Requirement: Extract each line containing the string "może".

(Saved entries)
○ ○ ○ ○ ○ ○ ○
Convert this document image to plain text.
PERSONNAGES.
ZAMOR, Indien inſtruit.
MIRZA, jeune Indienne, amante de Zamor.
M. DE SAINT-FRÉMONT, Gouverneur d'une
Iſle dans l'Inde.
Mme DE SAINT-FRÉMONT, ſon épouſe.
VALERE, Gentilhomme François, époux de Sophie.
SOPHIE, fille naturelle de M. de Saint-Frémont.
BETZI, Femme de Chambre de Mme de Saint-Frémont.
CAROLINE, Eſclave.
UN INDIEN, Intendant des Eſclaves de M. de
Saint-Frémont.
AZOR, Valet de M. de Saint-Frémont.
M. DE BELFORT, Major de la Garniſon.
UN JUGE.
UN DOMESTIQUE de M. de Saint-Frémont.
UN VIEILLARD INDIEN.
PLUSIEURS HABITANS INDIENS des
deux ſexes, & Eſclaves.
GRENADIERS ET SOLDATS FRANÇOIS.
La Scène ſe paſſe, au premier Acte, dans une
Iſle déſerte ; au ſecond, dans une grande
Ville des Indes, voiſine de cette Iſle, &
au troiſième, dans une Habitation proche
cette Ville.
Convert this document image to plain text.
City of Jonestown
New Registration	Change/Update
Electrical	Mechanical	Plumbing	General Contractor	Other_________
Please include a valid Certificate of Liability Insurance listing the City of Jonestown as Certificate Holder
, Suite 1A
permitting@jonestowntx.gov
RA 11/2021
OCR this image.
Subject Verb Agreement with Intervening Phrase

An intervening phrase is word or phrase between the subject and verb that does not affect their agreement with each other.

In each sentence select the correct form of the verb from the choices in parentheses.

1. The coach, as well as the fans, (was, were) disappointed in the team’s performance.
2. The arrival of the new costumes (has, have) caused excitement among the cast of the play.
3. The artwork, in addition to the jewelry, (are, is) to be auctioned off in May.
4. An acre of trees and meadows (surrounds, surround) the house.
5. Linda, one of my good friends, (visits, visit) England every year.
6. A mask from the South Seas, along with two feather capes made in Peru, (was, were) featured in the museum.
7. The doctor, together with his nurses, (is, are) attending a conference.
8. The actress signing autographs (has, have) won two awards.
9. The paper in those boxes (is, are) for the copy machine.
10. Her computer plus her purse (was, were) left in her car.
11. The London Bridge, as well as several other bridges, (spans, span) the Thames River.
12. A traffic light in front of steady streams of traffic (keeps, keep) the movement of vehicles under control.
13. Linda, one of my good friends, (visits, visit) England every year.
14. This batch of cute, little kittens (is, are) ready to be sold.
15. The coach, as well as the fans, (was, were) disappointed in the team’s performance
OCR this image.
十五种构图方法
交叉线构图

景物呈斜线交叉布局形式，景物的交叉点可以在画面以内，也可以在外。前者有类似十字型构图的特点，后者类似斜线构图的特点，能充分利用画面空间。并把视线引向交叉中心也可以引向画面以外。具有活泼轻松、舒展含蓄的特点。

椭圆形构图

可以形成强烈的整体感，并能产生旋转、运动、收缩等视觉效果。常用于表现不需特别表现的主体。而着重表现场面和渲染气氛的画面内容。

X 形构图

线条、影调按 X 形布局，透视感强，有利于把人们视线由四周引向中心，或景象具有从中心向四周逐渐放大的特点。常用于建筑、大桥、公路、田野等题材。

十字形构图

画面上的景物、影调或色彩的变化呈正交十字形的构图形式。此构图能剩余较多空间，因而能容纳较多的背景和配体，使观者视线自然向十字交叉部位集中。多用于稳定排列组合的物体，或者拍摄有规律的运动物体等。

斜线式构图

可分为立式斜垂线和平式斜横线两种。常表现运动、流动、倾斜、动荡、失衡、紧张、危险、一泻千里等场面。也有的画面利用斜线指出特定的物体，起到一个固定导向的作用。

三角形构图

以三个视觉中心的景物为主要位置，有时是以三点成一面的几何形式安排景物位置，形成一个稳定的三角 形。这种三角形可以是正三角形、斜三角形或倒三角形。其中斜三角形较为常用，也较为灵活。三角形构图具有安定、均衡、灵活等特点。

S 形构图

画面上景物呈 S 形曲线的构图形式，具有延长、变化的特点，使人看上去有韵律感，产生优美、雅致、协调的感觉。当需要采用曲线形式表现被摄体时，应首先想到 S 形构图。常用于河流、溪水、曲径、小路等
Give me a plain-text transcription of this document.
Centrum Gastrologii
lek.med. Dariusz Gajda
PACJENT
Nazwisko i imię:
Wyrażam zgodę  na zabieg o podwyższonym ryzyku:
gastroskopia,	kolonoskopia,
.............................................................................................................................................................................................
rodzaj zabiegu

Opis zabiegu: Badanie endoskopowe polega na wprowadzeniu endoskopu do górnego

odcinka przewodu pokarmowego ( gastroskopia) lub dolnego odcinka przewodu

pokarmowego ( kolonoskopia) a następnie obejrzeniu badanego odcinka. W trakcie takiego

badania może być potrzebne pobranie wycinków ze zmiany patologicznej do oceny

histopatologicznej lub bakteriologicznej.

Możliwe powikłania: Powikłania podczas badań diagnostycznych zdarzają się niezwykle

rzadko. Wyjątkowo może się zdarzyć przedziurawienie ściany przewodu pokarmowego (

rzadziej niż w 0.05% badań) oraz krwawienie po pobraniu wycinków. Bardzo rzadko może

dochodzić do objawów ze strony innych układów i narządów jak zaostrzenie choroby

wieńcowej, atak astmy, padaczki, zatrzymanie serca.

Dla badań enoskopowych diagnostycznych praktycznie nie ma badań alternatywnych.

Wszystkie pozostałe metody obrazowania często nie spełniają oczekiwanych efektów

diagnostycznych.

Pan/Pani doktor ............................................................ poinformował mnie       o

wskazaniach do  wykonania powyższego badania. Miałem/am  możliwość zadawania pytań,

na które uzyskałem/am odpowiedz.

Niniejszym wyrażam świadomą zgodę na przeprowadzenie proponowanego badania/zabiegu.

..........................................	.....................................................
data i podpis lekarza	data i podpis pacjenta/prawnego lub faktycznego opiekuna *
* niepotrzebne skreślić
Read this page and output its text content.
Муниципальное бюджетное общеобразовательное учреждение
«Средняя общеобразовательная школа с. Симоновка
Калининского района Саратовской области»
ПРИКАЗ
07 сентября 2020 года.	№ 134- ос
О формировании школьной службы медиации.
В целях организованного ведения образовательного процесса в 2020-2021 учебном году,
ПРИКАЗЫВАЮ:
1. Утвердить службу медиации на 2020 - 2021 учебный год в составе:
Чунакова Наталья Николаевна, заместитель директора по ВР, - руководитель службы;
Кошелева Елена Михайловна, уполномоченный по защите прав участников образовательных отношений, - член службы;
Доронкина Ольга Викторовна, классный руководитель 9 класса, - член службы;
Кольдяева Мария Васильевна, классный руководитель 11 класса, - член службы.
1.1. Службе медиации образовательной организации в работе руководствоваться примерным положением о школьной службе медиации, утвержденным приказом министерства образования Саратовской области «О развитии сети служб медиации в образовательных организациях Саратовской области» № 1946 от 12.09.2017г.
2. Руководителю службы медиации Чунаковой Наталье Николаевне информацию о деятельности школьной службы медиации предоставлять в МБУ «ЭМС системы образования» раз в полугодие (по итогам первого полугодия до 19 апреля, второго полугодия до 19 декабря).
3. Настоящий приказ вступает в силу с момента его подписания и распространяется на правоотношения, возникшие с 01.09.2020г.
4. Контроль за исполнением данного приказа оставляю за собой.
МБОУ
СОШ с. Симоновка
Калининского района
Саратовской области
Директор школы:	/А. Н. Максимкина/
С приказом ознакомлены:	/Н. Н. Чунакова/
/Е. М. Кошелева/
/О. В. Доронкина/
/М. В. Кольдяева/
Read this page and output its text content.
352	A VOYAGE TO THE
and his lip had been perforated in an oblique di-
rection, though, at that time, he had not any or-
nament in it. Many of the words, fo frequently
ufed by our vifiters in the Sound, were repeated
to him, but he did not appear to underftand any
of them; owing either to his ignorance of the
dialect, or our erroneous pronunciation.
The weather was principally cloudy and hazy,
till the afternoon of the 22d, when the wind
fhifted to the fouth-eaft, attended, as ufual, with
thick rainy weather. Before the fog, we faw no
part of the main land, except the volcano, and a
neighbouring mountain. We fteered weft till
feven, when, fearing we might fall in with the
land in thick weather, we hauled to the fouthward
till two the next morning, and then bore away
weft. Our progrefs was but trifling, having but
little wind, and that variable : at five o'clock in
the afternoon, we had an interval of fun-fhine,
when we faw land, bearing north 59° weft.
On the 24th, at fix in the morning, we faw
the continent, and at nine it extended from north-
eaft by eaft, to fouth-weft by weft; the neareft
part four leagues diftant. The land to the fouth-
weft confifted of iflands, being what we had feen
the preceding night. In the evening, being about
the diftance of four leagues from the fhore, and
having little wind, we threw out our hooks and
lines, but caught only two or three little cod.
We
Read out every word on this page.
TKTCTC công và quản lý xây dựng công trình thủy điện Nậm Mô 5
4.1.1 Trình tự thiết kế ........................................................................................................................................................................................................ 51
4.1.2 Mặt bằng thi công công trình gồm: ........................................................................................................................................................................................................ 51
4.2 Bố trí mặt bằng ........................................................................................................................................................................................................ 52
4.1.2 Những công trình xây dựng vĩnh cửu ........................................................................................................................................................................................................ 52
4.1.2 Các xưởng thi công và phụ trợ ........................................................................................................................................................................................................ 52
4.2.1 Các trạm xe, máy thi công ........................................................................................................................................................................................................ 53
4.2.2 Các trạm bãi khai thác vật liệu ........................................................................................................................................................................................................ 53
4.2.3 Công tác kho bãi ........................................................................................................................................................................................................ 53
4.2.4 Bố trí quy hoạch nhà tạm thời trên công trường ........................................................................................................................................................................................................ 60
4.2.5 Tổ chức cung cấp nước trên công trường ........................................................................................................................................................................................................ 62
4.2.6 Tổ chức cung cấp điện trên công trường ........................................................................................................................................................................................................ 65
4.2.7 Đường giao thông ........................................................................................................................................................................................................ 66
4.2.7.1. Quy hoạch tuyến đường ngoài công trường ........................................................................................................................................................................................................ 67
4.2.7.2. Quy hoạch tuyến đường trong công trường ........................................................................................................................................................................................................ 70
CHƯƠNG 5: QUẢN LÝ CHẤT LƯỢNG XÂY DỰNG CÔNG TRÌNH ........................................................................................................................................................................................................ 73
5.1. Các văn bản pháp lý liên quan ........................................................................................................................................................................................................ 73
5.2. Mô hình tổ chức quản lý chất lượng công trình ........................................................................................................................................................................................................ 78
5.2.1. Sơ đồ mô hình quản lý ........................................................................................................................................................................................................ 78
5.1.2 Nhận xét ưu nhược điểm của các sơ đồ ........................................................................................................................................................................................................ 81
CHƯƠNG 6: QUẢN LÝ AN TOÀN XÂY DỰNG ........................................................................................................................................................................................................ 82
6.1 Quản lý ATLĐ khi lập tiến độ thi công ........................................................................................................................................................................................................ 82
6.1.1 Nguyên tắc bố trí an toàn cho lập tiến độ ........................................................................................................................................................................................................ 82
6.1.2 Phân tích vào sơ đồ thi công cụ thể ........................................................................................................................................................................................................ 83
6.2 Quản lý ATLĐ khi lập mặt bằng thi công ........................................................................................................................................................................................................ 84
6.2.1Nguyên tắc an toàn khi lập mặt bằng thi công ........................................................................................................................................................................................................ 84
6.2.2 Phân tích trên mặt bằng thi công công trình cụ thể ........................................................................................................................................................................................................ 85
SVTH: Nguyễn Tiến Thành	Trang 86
○ ○ ○ ○ ○ ○ ○
Response:
badania może być potrzebne pobranie wycinków ze zmiany patologicznej do oceny
rzadko. Wyjątkowo może się zdarzyć przedziurawienie ściany przewodu pokarmowego (
rzadziej niż w 0.05% badań) oraz krwawienie po pobraniu wycinków. Bardzo rzadko może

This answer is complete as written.